• WHAT THIS TASK INVOLVES: Could you print all the entries exactly?

[RECORDS PROVIDED start]

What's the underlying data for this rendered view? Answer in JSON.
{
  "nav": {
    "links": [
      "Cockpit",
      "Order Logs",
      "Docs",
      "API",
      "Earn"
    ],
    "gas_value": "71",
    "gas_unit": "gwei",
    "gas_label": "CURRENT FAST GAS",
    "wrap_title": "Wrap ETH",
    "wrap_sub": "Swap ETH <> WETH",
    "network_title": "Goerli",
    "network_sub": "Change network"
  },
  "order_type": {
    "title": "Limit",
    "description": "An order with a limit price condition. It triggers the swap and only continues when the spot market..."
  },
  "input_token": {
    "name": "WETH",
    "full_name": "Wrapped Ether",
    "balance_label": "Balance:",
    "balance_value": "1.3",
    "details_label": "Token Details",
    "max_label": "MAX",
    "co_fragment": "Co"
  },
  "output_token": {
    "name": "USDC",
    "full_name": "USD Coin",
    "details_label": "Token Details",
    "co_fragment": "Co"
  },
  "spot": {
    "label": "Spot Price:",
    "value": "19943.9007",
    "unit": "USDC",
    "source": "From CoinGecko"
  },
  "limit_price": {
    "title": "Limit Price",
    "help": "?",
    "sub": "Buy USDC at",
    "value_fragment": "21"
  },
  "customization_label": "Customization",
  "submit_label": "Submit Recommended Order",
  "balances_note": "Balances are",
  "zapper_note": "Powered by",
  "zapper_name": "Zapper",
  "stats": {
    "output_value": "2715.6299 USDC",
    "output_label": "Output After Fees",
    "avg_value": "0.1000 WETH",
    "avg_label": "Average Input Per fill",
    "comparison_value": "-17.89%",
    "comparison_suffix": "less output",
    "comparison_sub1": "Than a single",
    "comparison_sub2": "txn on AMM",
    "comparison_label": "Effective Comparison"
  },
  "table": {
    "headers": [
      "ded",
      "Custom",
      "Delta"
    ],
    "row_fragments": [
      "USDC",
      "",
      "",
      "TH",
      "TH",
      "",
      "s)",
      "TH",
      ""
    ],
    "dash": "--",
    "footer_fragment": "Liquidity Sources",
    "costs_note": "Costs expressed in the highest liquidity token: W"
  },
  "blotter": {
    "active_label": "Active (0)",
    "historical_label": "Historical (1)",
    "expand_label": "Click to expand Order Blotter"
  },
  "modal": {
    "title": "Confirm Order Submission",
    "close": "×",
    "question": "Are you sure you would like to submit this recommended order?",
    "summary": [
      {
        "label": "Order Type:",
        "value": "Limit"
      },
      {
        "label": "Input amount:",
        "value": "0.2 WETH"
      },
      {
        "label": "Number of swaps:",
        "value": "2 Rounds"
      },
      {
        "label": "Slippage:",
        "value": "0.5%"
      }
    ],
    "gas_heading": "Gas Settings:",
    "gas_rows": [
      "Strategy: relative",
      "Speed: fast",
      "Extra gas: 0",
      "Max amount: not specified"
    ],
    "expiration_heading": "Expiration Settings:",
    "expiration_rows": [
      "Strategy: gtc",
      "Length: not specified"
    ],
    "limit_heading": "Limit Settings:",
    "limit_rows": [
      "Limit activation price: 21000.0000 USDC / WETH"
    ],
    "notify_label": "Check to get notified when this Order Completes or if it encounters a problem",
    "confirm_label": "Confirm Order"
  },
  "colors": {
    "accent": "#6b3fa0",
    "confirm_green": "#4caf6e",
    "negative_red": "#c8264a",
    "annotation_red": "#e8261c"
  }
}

[RECORDS PROVIDED end]

• THE ANSWER:
What's the underlying data for this rendered view? Answer in JSON.
{
  "nav": {
    "links": [
      "Cockpit",
      "Order Logs",
      "Docs",
      "API",
      "Earn"
    ],
    "gas_value": "71",
    "gas_unit": "gwei",
    "gas_label": "CURRENT FAST GAS",
    "wrap_title": "Wrap ETH",
    "wrap_sub": "Swap ETH <> WETH",
    "network_title": "Goerli",
    "network_sub": "Change network"
  },
  "order_type": {
    "title": "Limit",
    "description": "An order with a limit price condition. It triggers the swap and only continues when the spot market..."
  },
  "input_token": {
    "name": "WETH",
    "full_name": "Wrapped Ether",
    "balance_label": "Balance:",
    "balance_value": "1.3",
    "details_label": "Token Details",
    "max_label": "MAX",
    "co_fragment": "Co"
  },
  "output_token": {
    "name": "USDC",
    "full_name": "USD Coin",
    "details_label": "Token Details",
    "co_fragment": "Co"
  },
  "spot": {
    "label": "Spot Price:",
    "value": "19943.9007",
    "unit": "USDC",
    "source": "From CoinGecko"
  },
  "limit_price": {
    "title": "Limit Price",
    "help": "?",
    "sub": "Buy USDC at",
    "value_fragment": "21"
  },
  "customization_label": "Customization",
  "submit_label": "Submit Recommended Order",
  "balances_note": "Balances are",
  "zapper_note": "Powered by",
  "zapper_name": "Zapper",
  "stats": {
    "output_value": "2715.6299 USDC",
    "output_label": "Output After Fees",
    "avg_value": "0.1000 WETH",
    "avg_label": "Average Input Per fill",
    "comparison_value": "-17.89%",
    "comparison_suffix": "less output",
    "comparison_sub1": "Than a single",
    "comparison_sub2": "txn on AMM",
    "comparison_label": "Effective Comparison"
  },
  "table": {
    "headers": [
      "ded",
      "Custom",
      "Delta"
    ],
    "row_fragments": [
      "USDC",
      "",
      "",
      "TH",
      "TH",
      "",
      "s)",
      "TH",
      ""
    ],
    "dash": "--",
    "footer_fragment": "Liquidity Sources",
    "costs_note": "Costs expressed in the highest liquidity token: W"
  },
  "blotter": {
    "active_label": "Active (0)",
    "historical_label": "Historical (1)",
    "expand_label": "Click to expand Order Blotter"
  },
  "modal": {
    "title": "Confirm Order Submission",
    "close": "×",
    "question": "Are you sure you would like to submit this recommended order?",
    "summary": [
      {
        "label": "Order Type:",
        "value": "Limit"
      },
      {
        "label": "Input amount:",
        "value": "0.2 WETH"
      },
      {
        "label": "Number of swaps:",
        "value": "2 Rounds"
      },
      {
        "label": "Slippage:",
        "value": "0.5%"
      }
    ],
    "gas_heading": "Gas Settings:",
    "gas_rows": [
      "Strategy: relative",
      "Speed: fast",
      "Extra gas: 0",
      "Max amount: not specified"
    ],
    "expiration_heading": "Expiration Settings:",
    "expiration_rows": [
      "Strategy: gtc",
      "Length: not specified"
    ],
    "limit_heading": "Limit Settings:",
    "limit_rows": [
      "Limit activation price: 21000.0000 USDC / WETH"
    ],
    "notify_label": "Check to get notified when this Order Completes or if it encounters a problem",
    "confirm_label": "Confirm Order"
  },
  "colors": {
    "accent": "#6b3fa0",
    "confirm_green": "#4caf6e",
    "negative_red": "#c8264a",
    "annotation_red": "#e8261c"
  }
}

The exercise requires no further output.